A run of records
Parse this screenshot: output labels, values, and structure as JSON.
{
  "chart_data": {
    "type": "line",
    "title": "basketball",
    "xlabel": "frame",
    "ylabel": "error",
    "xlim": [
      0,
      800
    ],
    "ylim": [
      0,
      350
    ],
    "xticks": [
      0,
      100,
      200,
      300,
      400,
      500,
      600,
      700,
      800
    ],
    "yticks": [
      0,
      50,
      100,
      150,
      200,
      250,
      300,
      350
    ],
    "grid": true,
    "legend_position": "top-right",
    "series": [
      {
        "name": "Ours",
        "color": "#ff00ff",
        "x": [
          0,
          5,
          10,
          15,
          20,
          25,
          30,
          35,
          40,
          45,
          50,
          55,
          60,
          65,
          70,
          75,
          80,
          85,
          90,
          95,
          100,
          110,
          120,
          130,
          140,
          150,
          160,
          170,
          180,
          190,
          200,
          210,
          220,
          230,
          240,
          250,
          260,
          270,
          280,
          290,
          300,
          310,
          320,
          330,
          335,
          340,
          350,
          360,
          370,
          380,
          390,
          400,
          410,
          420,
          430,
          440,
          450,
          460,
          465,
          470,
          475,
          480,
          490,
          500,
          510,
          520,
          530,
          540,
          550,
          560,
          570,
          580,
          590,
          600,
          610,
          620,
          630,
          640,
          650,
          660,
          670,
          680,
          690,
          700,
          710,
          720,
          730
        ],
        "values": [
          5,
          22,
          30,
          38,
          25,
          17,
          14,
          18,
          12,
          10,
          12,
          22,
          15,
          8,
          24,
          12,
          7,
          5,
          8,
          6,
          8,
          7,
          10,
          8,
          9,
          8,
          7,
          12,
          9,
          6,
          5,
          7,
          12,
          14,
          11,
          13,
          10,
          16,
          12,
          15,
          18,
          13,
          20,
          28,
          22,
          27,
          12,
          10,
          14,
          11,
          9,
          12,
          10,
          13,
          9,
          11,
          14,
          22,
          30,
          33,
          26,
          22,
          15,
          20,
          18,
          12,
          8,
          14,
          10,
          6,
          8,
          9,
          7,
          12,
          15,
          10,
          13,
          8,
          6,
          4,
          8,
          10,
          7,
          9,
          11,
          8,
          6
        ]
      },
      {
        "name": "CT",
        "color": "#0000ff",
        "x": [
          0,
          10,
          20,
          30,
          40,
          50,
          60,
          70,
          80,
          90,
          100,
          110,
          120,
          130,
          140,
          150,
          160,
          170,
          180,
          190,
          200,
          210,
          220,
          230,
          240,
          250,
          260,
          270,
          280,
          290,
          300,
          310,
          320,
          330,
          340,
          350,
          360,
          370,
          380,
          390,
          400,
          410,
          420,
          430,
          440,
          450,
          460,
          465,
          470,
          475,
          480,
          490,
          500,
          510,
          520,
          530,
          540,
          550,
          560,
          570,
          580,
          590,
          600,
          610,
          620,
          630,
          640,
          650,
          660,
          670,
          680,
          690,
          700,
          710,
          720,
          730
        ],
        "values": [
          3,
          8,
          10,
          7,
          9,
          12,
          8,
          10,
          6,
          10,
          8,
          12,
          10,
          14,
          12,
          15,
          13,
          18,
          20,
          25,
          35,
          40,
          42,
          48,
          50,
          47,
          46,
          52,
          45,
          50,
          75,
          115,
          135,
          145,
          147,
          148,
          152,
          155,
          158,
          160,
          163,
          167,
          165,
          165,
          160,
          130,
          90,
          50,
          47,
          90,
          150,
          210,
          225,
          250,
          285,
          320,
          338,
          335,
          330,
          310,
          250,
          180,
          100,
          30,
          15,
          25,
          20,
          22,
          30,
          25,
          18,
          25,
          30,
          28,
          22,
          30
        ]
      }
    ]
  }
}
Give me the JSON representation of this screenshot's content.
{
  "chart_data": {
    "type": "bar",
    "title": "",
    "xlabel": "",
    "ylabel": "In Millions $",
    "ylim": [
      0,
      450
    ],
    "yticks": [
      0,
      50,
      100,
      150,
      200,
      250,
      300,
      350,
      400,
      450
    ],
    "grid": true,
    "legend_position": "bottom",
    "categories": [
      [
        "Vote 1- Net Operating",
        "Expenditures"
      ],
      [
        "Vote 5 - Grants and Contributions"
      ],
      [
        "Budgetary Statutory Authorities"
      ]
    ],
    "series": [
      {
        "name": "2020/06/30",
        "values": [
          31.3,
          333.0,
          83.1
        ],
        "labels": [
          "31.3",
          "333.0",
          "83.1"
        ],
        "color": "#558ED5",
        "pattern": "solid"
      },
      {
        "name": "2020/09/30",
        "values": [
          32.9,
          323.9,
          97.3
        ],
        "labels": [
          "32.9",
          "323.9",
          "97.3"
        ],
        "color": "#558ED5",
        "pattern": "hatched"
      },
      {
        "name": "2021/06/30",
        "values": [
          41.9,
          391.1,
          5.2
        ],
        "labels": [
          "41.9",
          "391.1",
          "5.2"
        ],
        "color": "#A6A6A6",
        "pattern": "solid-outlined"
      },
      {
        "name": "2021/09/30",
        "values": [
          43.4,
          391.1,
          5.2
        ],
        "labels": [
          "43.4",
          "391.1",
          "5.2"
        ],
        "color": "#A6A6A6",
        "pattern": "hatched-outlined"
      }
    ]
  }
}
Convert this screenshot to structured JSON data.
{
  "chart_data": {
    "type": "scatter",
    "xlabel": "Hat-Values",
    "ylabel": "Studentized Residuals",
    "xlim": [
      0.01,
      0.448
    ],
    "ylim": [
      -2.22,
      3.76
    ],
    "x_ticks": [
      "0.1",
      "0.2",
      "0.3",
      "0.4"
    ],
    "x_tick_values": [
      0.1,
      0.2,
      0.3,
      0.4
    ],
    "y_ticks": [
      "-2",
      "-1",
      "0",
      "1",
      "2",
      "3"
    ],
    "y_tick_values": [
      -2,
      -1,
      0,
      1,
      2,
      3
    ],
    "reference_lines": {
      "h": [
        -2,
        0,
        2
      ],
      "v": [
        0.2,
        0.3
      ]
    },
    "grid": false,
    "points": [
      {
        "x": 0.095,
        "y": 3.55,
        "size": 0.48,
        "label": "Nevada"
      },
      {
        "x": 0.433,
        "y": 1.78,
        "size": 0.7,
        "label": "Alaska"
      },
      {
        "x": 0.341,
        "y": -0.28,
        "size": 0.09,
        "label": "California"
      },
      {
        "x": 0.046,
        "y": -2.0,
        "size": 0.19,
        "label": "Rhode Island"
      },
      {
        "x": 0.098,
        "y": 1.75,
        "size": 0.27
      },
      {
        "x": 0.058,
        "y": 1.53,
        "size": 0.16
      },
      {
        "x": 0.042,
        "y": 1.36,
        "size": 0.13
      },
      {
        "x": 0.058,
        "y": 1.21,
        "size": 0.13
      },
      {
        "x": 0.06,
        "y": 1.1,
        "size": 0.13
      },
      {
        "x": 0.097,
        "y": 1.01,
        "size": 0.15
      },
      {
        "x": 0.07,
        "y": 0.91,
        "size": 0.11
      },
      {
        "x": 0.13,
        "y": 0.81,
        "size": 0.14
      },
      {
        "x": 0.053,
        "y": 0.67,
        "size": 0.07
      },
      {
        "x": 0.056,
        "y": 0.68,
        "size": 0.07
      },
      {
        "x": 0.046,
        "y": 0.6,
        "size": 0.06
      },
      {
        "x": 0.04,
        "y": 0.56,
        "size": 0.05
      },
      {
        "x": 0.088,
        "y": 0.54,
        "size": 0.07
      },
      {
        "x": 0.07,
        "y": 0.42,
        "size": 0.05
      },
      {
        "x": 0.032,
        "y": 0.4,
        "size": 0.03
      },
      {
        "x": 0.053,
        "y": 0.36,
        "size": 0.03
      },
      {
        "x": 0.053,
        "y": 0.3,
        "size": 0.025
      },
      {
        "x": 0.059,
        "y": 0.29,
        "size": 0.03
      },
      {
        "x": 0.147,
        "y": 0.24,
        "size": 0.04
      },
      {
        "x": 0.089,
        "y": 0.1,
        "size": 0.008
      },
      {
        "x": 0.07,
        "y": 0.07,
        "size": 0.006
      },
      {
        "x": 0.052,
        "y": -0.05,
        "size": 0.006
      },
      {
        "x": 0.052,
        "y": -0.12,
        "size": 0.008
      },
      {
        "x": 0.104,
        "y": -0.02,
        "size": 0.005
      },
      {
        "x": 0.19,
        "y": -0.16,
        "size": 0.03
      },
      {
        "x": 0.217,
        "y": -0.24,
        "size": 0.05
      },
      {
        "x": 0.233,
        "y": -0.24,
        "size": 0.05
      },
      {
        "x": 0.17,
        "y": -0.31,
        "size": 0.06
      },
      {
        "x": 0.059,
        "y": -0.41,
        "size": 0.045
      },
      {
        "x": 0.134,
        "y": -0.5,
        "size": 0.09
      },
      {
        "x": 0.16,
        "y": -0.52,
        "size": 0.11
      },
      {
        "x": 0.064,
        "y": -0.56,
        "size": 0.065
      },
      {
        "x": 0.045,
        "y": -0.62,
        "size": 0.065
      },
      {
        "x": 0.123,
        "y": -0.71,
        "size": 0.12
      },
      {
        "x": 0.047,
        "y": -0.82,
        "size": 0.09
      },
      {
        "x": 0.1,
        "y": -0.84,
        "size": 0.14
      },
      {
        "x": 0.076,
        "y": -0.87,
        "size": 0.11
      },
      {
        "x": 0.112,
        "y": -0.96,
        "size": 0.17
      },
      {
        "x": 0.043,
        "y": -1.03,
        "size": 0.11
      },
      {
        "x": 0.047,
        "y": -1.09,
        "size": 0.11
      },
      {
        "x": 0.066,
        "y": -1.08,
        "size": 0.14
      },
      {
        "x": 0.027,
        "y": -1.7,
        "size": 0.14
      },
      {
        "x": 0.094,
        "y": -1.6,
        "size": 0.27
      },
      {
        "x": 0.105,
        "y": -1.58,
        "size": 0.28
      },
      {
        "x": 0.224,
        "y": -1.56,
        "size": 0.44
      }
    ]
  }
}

### Instruction
Copy out the lines in which the string "JSON" appears.

### Written answer
Parse this screenshot: output labels, values, and structure as JSON.
Give me the JSON representation of this screenshot's content.
Convert this screenshot to structured JSON data.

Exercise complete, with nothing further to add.